• _What you should do_: Send back all the data below, exactly as given.

#####

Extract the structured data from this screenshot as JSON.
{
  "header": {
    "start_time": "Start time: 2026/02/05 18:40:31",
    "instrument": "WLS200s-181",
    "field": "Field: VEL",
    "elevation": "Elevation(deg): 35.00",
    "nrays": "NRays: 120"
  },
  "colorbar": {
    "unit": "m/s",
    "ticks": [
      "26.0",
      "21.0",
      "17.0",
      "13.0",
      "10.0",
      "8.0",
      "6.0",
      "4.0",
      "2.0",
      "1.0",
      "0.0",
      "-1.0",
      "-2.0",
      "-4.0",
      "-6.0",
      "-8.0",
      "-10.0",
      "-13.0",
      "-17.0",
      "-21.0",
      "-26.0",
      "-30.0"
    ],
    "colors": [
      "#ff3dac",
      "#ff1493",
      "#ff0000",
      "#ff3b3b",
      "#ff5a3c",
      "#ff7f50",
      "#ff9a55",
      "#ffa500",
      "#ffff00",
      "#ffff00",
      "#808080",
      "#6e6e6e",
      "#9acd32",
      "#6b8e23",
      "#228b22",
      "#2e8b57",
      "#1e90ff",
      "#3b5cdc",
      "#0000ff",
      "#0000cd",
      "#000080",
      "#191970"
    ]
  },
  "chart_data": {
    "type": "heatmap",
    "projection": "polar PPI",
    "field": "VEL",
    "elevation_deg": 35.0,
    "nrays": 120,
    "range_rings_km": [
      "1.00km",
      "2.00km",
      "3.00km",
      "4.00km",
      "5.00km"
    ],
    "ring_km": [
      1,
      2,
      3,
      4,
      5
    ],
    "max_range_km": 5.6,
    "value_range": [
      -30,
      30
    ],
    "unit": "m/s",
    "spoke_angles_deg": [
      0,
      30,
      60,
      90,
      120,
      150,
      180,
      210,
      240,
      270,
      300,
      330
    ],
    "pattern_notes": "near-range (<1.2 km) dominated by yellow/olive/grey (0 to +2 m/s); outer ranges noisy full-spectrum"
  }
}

#####

• _Answer in full_:
Extract the structured data from this screenshot as JSON.
{
  "header": {
    "start_time": "Start time: 2026/02/05 18:40:31",
    "instrument": "WLS200s-181",
    "field": "Field: VEL",
    "elevation": "Elevation(deg): 35.00",
    "nrays": "NRays: 120"
  },
  "colorbar": {
    "unit": "m/s",
    "ticks": [
      "26.0",
      "21.0",
      "17.0",
      "13.0",
      "10.0",
      "8.0",
      "6.0",
      "4.0",
      "2.0",
      "1.0",
      "0.0",
      "-1.0",
      "-2.0",
      "-4.0",
      "-6.0",
      "-8.0",
      "-10.0",
      "-13.0",
      "-17.0",
      "-21.0",
      "-26.0",
      "-30.0"
    ],
    "colors": [
      "#ff3dac",
      "#ff1493",
      "#ff0000",
      "#ff3b3b",
      "#ff5a3c",
      "#ff7f50",
      "#ff9a55",
      "#ffa500",
      "#ffff00",
      "#ffff00",
      "#808080",
      "#6e6e6e",
      "#9acd32",
      "#6b8e23",
      "#228b22",
      "#2e8b57",
      "#1e90ff",
      "#3b5cdc",
      "#0000ff",
      "#0000cd",
      "#000080",
      "#191970"
    ]
  },
  "chart_data": {
    "type": "heatmap",
    "projection": "polar PPI",
    "field": "VEL",
    "elevation_deg": 35.0,
    "nrays": 120,
    "range_rings_km": [
      "1.00km",
      "2.00km",
      "3.00km",
      "4.00km",
      "5.00km"
    ],
    "ring_km": [
      1,
      2,
      3,
      4,
      5
    ],
    "max_range_km": 5.6,
    "value_range": [
      -30,
      30
    ],
    "unit": "m/s",
    "spoke_angles_deg": [
      0,
      30,
      60,
      90,
      120,
      150,
      180,
      210,
      240,
      270,
      300,
      330
    ],
    "pattern_notes": "near-range (<1.2 km) dominated by yellow/olive/grey (0 to +2 m/s); outer ranges noisy full-spectrum"
  }
}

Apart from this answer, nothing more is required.